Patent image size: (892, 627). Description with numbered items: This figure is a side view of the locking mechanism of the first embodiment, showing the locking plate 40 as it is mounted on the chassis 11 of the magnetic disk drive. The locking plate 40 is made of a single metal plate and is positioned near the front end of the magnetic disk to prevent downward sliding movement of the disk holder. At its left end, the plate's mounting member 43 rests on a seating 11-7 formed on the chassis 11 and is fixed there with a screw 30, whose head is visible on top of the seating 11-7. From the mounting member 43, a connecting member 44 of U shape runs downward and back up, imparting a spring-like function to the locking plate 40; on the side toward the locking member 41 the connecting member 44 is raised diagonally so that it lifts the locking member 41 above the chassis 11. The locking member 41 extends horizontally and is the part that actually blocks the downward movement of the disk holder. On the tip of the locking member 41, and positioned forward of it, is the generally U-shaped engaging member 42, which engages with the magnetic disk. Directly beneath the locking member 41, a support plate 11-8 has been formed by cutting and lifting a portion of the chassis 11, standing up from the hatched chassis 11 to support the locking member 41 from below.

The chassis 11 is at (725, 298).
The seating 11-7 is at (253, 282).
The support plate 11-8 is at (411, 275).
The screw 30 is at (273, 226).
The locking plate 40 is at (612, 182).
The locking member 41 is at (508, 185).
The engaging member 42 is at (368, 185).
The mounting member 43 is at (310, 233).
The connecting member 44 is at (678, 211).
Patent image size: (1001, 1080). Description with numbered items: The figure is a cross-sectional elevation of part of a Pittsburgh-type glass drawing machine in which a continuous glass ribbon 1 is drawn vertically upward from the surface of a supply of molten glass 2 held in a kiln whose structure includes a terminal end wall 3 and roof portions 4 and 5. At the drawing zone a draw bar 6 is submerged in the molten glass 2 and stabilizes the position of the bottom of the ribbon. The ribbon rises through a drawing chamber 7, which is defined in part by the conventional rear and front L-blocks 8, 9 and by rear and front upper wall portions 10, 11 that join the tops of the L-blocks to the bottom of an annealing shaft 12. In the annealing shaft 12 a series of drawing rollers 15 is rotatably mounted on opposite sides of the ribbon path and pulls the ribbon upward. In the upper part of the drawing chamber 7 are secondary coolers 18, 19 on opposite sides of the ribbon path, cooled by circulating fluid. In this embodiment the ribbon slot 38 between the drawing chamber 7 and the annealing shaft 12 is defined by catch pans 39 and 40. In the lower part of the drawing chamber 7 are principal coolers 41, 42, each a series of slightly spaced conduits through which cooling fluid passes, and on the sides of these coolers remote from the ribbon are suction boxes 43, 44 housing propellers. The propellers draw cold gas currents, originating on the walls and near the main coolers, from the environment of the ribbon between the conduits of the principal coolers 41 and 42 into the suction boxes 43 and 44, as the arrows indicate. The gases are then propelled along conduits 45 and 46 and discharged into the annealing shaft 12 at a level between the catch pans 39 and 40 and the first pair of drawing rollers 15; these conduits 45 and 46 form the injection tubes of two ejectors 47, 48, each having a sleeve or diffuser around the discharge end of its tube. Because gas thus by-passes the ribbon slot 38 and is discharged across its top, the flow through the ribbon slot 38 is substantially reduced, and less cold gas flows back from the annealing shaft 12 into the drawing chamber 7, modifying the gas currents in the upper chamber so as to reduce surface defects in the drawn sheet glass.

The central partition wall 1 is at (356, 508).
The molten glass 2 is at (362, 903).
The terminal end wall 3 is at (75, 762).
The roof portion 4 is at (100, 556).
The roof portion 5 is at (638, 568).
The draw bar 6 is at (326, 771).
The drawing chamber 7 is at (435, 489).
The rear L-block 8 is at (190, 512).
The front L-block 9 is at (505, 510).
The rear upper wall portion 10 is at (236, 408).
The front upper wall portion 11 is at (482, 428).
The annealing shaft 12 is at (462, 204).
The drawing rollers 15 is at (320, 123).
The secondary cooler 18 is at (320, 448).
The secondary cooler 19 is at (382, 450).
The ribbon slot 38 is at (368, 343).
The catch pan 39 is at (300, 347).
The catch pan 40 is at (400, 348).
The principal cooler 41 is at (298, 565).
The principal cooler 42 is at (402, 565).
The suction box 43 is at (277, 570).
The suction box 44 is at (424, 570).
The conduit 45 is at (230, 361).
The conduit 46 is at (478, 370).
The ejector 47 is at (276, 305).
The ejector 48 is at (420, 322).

..............................

_Work instructions_: Reproduce every line of the records above word for word, without changing anything.

_Result of this task_:
Patent image size: (892, 627). Description with numbered items: This figure is a side view of the locking mechanism of the first embodiment, showing the locking plate 40 as it is mounted on the chassis 11 of the magnetic disk drive. The locking plate 40 is made of a single metal plate and is positioned near the front end of the magnetic disk to prevent downward sliding movement of the disk holder. At its left end, the plate's mounting member 43 rests on a seating 11-7 formed on the chassis 11 and is fixed there with a screw 30, whose head is visible on top of the seating 11-7. From the mounting member 43, a connecting member 44 of U shape runs downward and back up, imparting a spring-like function to the locking plate 40; on the side toward the locking member 41 the connecting member 44 is raised diagonally so that it lifts the locking member 41 above the chassis 11. The locking member 41 extends horizontally and is the part that actually blocks the downward movement of the disk holder. On the tip of the locking member 41, and positioned forward of it, is the generally U-shaped engaging member 42, which engages with the magnetic disk. Directly beneath the locking member 41, a support plate 11-8 has been formed by cutting and lifting a portion of the chassis 11, standing up from the hatched chassis 11 to support the locking member 41 from below.

The chassis 11 is at (725, 298).
The seating 11-7 is at (253, 282).
The support plate 11-8 is at (411, 275).
The screw 30 is at (273, 226).
The locking plate 40 is at (612, 182).
The locking member 41 is at (508, 185).
The engaging member 42 is at (368, 185).
The mounting member 43 is at (310, 233).
The connecting member 44 is at (678, 211).
Patent image size: (1001, 1080). Description with numbered items: The figure is a cross-sectional elevation of part of a Pittsburgh-type glass drawing machine in which a continuous glass ribbon 1 is drawn vertically upward from the surface of a supply of molten glass 2 held in a kiln whose structure includes a terminal end wall 3 and roof portions 4 and 5. At the drawing zone a draw bar 6 is submerged in the molten glass 2 and stabilizes the position of the bottom of the ribbon. The ribbon rises through a drawing chamber 7, which is defined in part by the conventional rear and front L-blocks 8, 9 and by rear and front upper wall portions 10, 11 that join the tops of the L-blocks to the bottom of an annealing shaft 12. In the annealing shaft 12 a series of drawing rollers 15 is rotatably mounted on opposite sides of the ribbon path and pulls the ribbon upward. In the upper part of the drawing chamber 7 are secondary coolers 18, 19 on opposite sides of the ribbon path, cooled by circulating fluid. In this embodiment the ribbon slot 38 between the drawing chamber 7 and the annealing shaft 12 is defined by catch pans 39 and 40. In the lower part of the drawing chamber 7 are principal coolers 41, 42, each a series of slightly spaced conduits through which cooling fluid passes, and on the sides of these coolers remote from the ribbon are suction boxes 43, 44 housing propellers. The propellers draw cold gas currents, originating on the walls and near the main coolers, from the environment of the ribbon between the conduits of the principal coolers 41 and 42 into the suction boxes 43 and 44, as the arrows indicate. The gases are then propelled along conduits 45 and 46 and discharged into the annealing shaft 12 at a level between the catch pans 39 and 40 and the first pair of drawing rollers 15; these conduits 45 and 46 form the injection tubes of two ejectors 47, 48, each having a sleeve or diffuser around the discharge end of its tube. Because gas thus by-passes the ribbon slot 38 and is discharged across its top, the flow through the ribbon slot 38 is substantially reduced, and less cold gas flows back from the annealing shaft 12 into the drawing chamber 7, modifying the gas currents in the upper chamber so as to reduce surface defects in the drawn sheet glass.

The central partition wall 1 is at (356, 508).
The molten glass 2 is at (362, 903).
The terminal end wall 3 is at (75, 762).
The roof portion 4 is at (100, 556).
The roof portion 5 is at (638, 568).
The draw bar 6 is at (326, 771).
The drawing chamber 7 is at (435, 489).
The rear L-block 8 is at (190, 512).
The front L-block 9 is at (505, 510).
The rear upper wall portion 10 is at (236, 408).
The front upper wall portion 11 is at (482, 428).
The annealing shaft 12 is at (462, 204).
The drawing rollers 15 is at (320, 123).
The secondary cooler 18 is at (320, 448).
The secondary cooler 19 is at (382, 450).
The ribbon slot 38 is at (368, 343).
The catch pan 39 is at (300, 347).
The catch pan 40 is at (400, 348).
The principal cooler 41 is at (298, 565).
The principal cooler 42 is at (402, 565).
The suction box 43 is at (277, 570).
The suction box 44 is at (424, 570).
The conduit 45 is at (230, 361).
The conduit 46 is at (478, 370).
The ejector 47 is at (276, 305).
The ejector 48 is at (420, 322).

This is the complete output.